### Direction
Extend the passage on firearms law and gun culture in New Zealand, writing what follows its final sentence.

### Source passage
********

Excluding the post-settlement period, firearms in NZ have generally been conceptualised in law and culture as tools rather than weapons — for hunting, sport shooting, or the defence of the realm. Most in existence today are .22 calibre rabbit guns, or bolt-action ex-infantry rifles from the first and second world wars, passed down from father to son, or modern firearms based on near-identical designs, or shotguns designed for gamebird hunting. Partly due to length, partly due to action design and calibre, these are pretty useless for self-defence except for the appearance of threat and as clubs. By the same token, they are far from ideal for offensive use. Part of the reason criminals are rarely armed with firearms is because they are nearly impossible to conceal (which makes carrying or using them a riskier proposition than, say, a knife), and if sawn off below the regulation length of 30 inches, they are still not very convenient, and give police instant cause for book-throwing if discovered.

There are relatively few pistols or assault rifles in NZ, and those which are owned are very tightly controlled, with extremely high standards required of the owners. The NZ Police apparently operate a “sinking lid” policy on restricted weapons: to gain permission to import or produce one, you need to destroy another. This has driven the market price of such weapons through the roof, putting them out of the reach even of many legitimate collectors; although it must be said that the distinction between a “military-style” semi-auto and any other semi-auto is largely (not entirely) cosmetic, and one is no less deadly than the other. As the rather grim saying goes, the seven-round magazine restriction on an ordinary semi-auto centrefire rifle just means that if you want to kill more than eight people, you’ll need to reload.

Firearm licenses, especially those for restricted weapons like military-style semi-automatics and pistols, are issued at the discretion of an Arms Officer on the basis of the applicant being of “fit and proper” character. The threat of losing the license acts as a firm constraint on legitimate gun owners’ behaviour, with most hunters, collectors, etc. living in fear of having their license revoked. This constraint comes into force, for example, when deciding whether to keep a firearm for self-defence purposes in a country where most potential assailants, burglars, etc. are not themselves armed: if you happen to use it as such, you must then explain to your arms officer how come you had it handy, rather than locked up in its safe, with the bolt and ammunition separated. Most people comply to avoid this inconvenience, and because they know that the chances of a family member actually meeting a life-or-death situation are much higher with a loaded firearm lying around than otherwise.

In general (and again, I don’t have the figures to hand) the vast majority of gun crime in NZ is committed by people without a legal right to own or use a firearm in the first place (being not “fit and proper”). Jan Molenaar was just such a person, so using him as an exemplar of all that is wrong with the system is a bit misleading. It’s certainly an indictment on police procedure following the last shake-up of gun laws. Probably the biggest failure in our gun licensing regime is the lack of a registration system for specific firearms. It’s expensive, time-consuming and bureaucratic but would have been of some use had it been implemented when suggested by the Thorp report, even if just to draw a clear demarcation line between compliant and non-compliant owners. I think that horse has bolted now.

********

### Entries supplied
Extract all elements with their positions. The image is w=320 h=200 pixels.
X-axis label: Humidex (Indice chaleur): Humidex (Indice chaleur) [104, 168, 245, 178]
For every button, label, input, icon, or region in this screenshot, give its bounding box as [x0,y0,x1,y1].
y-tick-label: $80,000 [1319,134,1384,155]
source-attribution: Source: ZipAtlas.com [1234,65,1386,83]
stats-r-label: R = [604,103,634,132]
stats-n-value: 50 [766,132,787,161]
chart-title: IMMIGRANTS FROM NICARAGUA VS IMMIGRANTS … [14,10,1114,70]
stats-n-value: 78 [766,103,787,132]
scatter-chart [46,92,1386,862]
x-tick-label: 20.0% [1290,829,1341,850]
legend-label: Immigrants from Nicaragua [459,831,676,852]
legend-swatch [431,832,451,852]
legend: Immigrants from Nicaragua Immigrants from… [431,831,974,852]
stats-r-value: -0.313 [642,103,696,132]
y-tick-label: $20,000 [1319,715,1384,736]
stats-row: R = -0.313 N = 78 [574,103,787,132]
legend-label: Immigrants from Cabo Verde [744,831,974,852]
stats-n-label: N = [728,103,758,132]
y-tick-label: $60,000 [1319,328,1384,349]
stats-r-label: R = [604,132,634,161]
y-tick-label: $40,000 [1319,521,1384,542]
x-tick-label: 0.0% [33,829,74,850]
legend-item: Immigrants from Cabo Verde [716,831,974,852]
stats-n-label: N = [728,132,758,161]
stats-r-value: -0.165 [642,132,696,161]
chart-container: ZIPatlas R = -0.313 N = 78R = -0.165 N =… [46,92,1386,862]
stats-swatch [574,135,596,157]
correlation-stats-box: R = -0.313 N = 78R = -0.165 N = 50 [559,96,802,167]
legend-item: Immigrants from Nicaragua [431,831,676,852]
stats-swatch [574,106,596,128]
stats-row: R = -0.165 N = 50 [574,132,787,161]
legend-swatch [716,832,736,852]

********

### Task response
As for the matter of private internet sales of arms and ammunition — Tim clearly hasn’t used Trade Me for this purpose. It’s considerably more robust than any comparable method other than a brick-and-mortar shop (and many B&M shops use the same methods to sell nationwide). Anyone can view restricted auctions, but to bid or ask a question you need to enter your firearm license number. Repeated failure to do so (or entering made-up numbers) gets you blacklisted. If buying otherwise than by a face-to-face meeting, you are required to complete a form designated by the Police for this very purpose, and have it counter-signed by your local Arms Officer, who sights your license. The first step (needing to enter your number) prevents anyone without access to a license even bidding or making contact with a seller. This is probably the most effective safety mechanism in the system.

Sleeping Dogs
These are policy and cultural reasons which explain why trying to crack down on gun ownership in NZ is likely to be pointless. But Tim’s post was largely about the political aspects of the issue: the tension between the imperative to be Tough On Crime and the danger of getting tarred with the Nanny State brush. In symbolic terms, I reckon gun control is a loser for both of the major parties because, unlike the knife measure which is empty theatre, any meaningful changes to the gun ownership regime will come at a considerable costs. One important consideration with this is that in NZ (and Australia), unlike in the USA, gun control is seen as a matter of bipartisan consensus, with both National and Labour generally occupying the middle ground (and ACT and the Greens taking up the flanks). This means there’s little or no partisan advantage to be gained by either side.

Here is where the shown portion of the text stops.